### Given task
Leave out the pictures and repeat every record exactly.

### Records to use
## Start

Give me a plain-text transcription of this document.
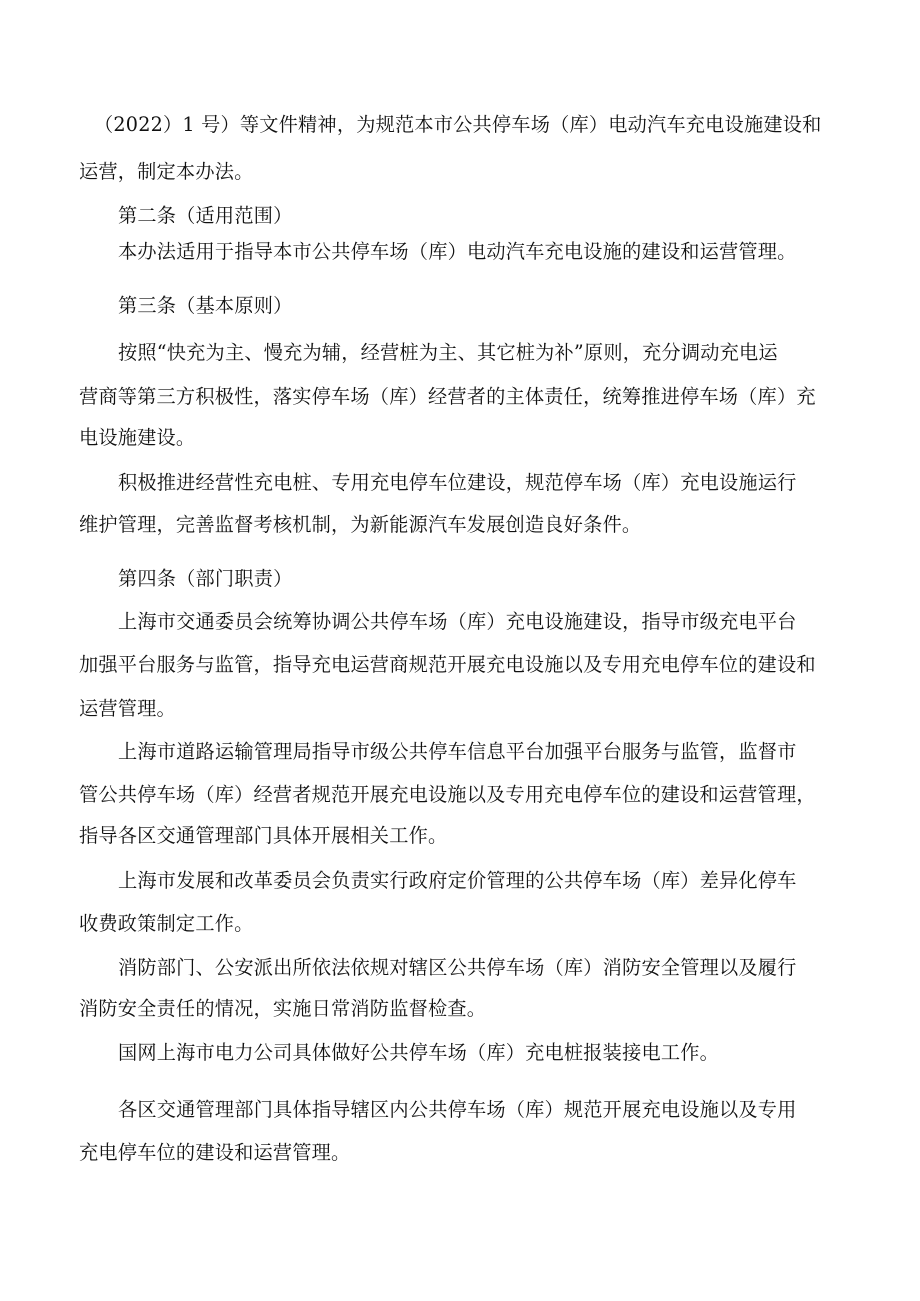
（2022）1 号）等文件精神，为规范本市公共停车场（库）电动汽车充电设施建设和
运营，制定本办法。
第二条（适用范围）
本办法适用于指导本市公共停车场（库）电动汽车充电设施的建设和运营管理。
第三条（基本原则）
按照“快充为主、慢充为辅，经营桩为主、其它桩为补”原则，充分调动充电运
营商等第三方积极性，落实停车场（库）经营者的主体责任，统筹推进停车场（库）充
电设施建设。
积极推进经营性充电桩、专用充电停车位建设，规范停车场（库）充电设施运行
维护管理，完善监督考核机制，为新能源汽车发展创造良好条件。
第四条（部门职责）
上海市交通委员会统筹协调公共停车场（库）充电设施建设，指导市级充电平台
加强平台服务与监管，指导充电运营商规范开展充电设施以及专用充电停车位的建设和
运营管理。
上海市道路运输管理局指导市级公共停车信息平台加强平台服务与监管，监督市
管公共停车场（库）经营者规范开展充电设施以及专用充电停车位的建设和运营管理，
指导各区交通管理部门具体开展相关工作。
上海市发展和改革委员会负责实行政府定价管理的公共停车场（库）差异化停车
收费政策制定工作。
消防部门、公安派出所依法依规对辖区公共停车场（库）消防安全管理以及履行
消防安全责任的情况，实施日常消防监督检查。
国网上海市电力公司具体做好公共停车场（库）充电桩报装接电工作。
各区交通管理部门具体指导辖区内公共停车场（库）规范开展充电设施以及专用
充电停车位的建设和运营管理。
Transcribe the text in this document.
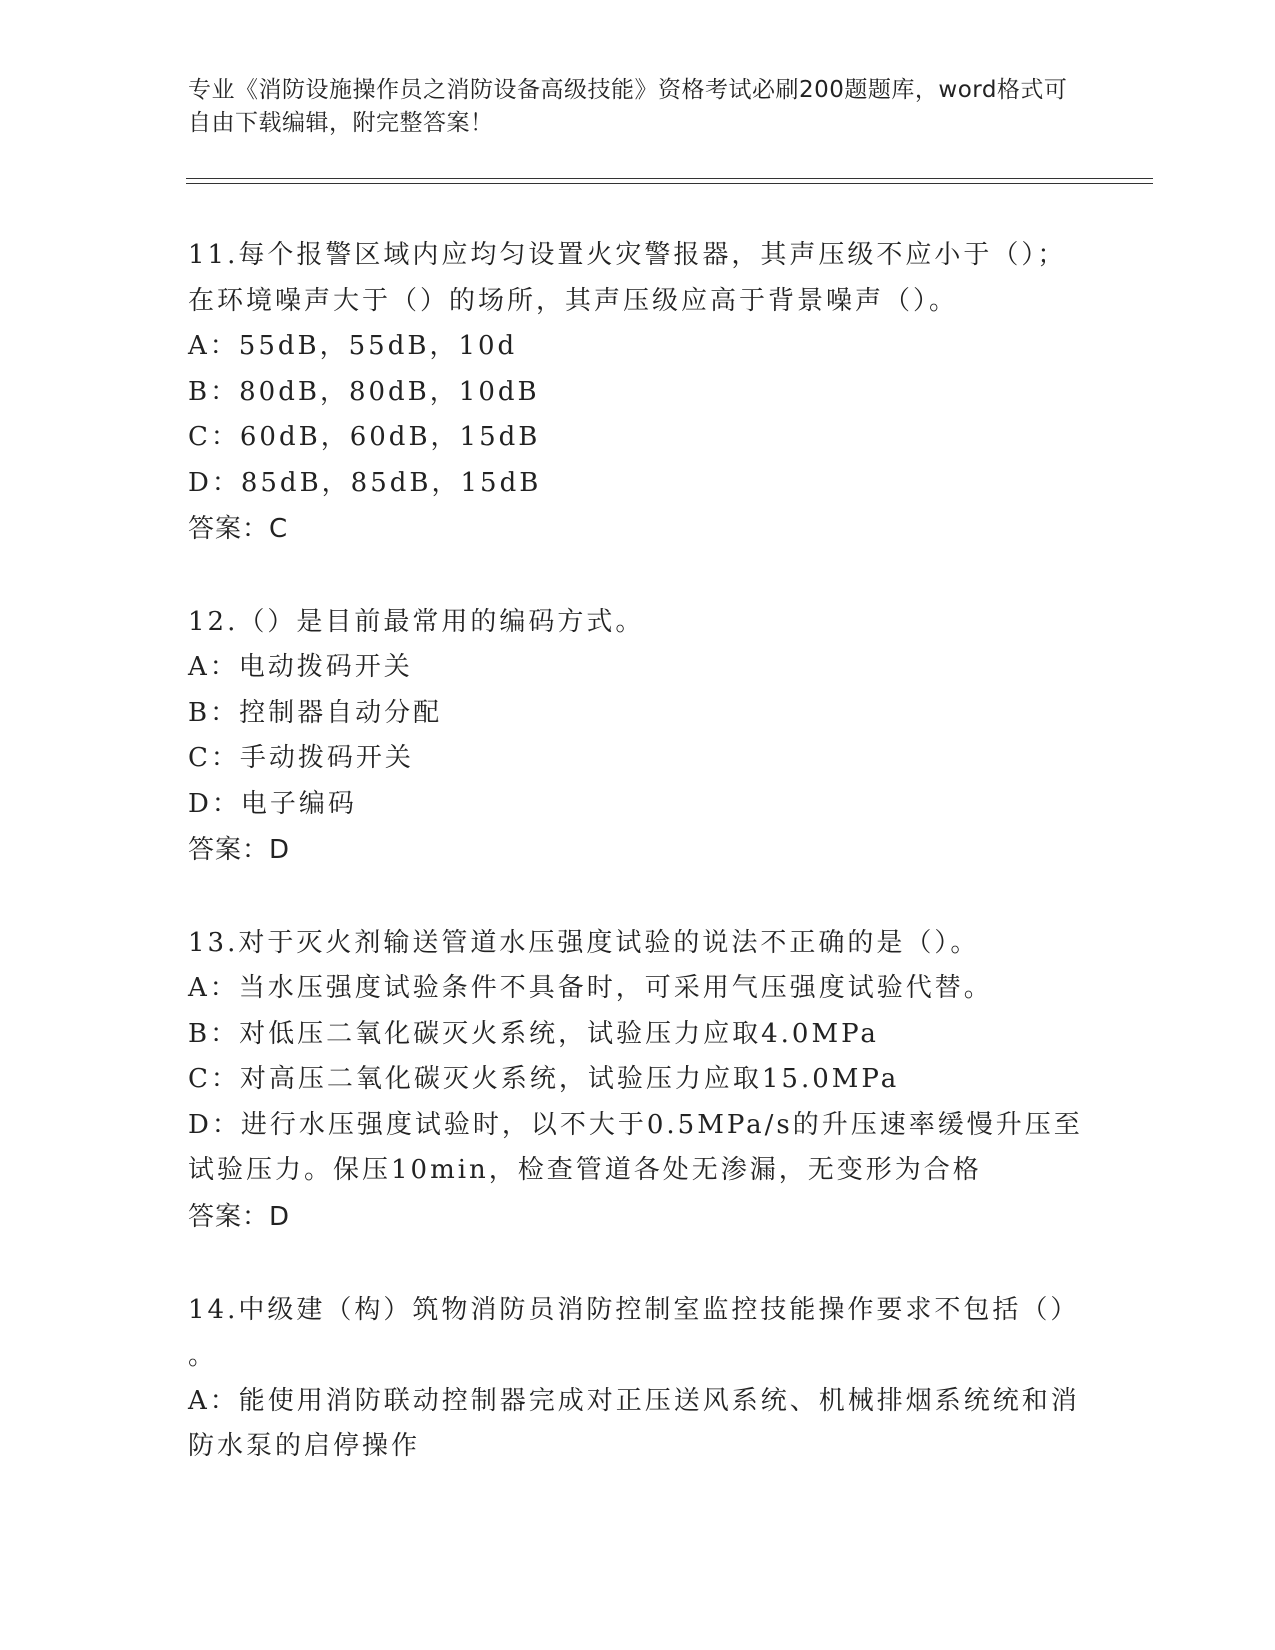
专业《消防设施操作员之消防设备高级技能》资格考试必刷200题题库，word格式可自由下载编辑，附完整答案！
11.每个报警区域内应均匀设置火灾警报器，其声压级不应小于（）；
在环境噪声大于（）的场所，其声压级应高于背景噪声（）。
A：55dB，55dB，10d
B：80dB，80dB，10dB
C：60dB，60dB，15dB
D：85dB，85dB，15dB
答案：C
12.（）是目前最常用的编码方式。
A：电动拨码开关
B：控制器自动分配
C：手动拨码开关
D：电子编码
答案：D
13.对于灭火剂输送管道水压强度试验的说法不正确的是（）。
A：当水压强度试验条件不具备时，可采用气压强度试验代替。
B：对低压二氧化碳灭火系统，试验压力应取4.0MPa
C：对高压二氧化碳灭火系统，试验压力应取15.0MPa
D：进行水压强度试验时，以不大于0.5MPa/s的升压速率缓慢升压至
试验压力。保压10min，检查管道各处无渗漏，无变形为合格
答案：D
14.中级建（构）筑物消防员消防控制室监控技能操作要求不包括（）
。
A：能使用消防联动控制器完成对正压送风系统、机械排烟系统统和消
防水泵的启停操作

## End

### Exercise solution
Give me a plain-text transcription of this document.
（2022）1 号）等文件精神，为规范本市公共停车场（库）电动汽车充电设施建设和
运营，制定本办法。
第二条（适用范围）
本办法适用于指导本市公共停车场（库）电动汽车充电设施的建设和运营管理。
第三条（基本原则）
按照“快充为主、慢充为辅，经营桩为主、其它桩为补”原则，充分调动充电运
营商等第三方积极性，落实停车场（库）经营者的主体责任，统筹推进停车场（库）充
电设施建设。
积极推进经营性充电桩、专用充电停车位建设，规范停车场（库）充电设施运行
维护管理，完善监督考核机制，为新能源汽车发展创造良好条件。
第四条（部门职责）
上海市交通委员会统筹协调公共停车场（库）充电设施建设，指导市级充电平台
加强平台服务与监管，指导充电运营商规范开展充电设施以及专用充电停车位的建设和
运营管理。
上海市道路运输管理局指导市级公共停车信息平台加强平台服务与监管，监督市
管公共停车场（库）经营者规范开展充电设施以及专用充电停车位的建设和运营管理，
指导各区交通管理部门具体开展相关工作。
上海市发展和改革委员会负责实行政府定价管理的公共停车场（库）差异化停车
收费政策制定工作。
消防部门、公安派出所依法依规对辖区公共停车场（库）消防安全管理以及履行
消防安全责任的情况，实施日常消防监督检查。
国网上海市电力公司具体做好公共停车场（库）充电桩报装接电工作。
各区交通管理部门具体指导辖区内公共停车场（库）规范开展充电设施以及专用
充电停车位的建设和运营管理。
Transcribe the text in this document.
专业《消防设施操作员之消防设备高级技能》资格考试必刷200题题库，word格式可自由下载编辑，附完整答案！
11.每个报警区域内应均匀设置火灾警报器，其声压级不应小于（）；
在环境噪声大于（）的场所，其声压级应高于背景噪声（）。
A：55dB，55dB，10d
B：80dB，80dB，10dB
C：60dB，60dB，15dB
D：85dB，85dB，15dB
答案：C
12.（）是目前最常用的编码方式。
A：电动拨码开关
B：控制器自动分配
C：手动拨码开关
D：电子编码
答案：D
13.对于灭火剂输送管道水压强度试验的说法不正确的是（）。
A：当水压强度试验条件不具备时，可采用气压强度试验代替。
B：对低压二氧化碳灭火系统，试验压力应取4.0MPa
C：对高压二氧化碳灭火系统，试验压力应取15.0MPa
D：进行水压强度试验时，以不大于0.5MPa/s的升压速率缓慢升压至
试验压力。保压10min，检查管道各处无渗漏，无变形为合格
答案：D
14.中级建（构）筑物消防员消防控制室监控技能操作要求不包括（）
。
A：能使用消防联动控制器完成对正压送风系统、机械排烟系统统和消
防水泵的启停操作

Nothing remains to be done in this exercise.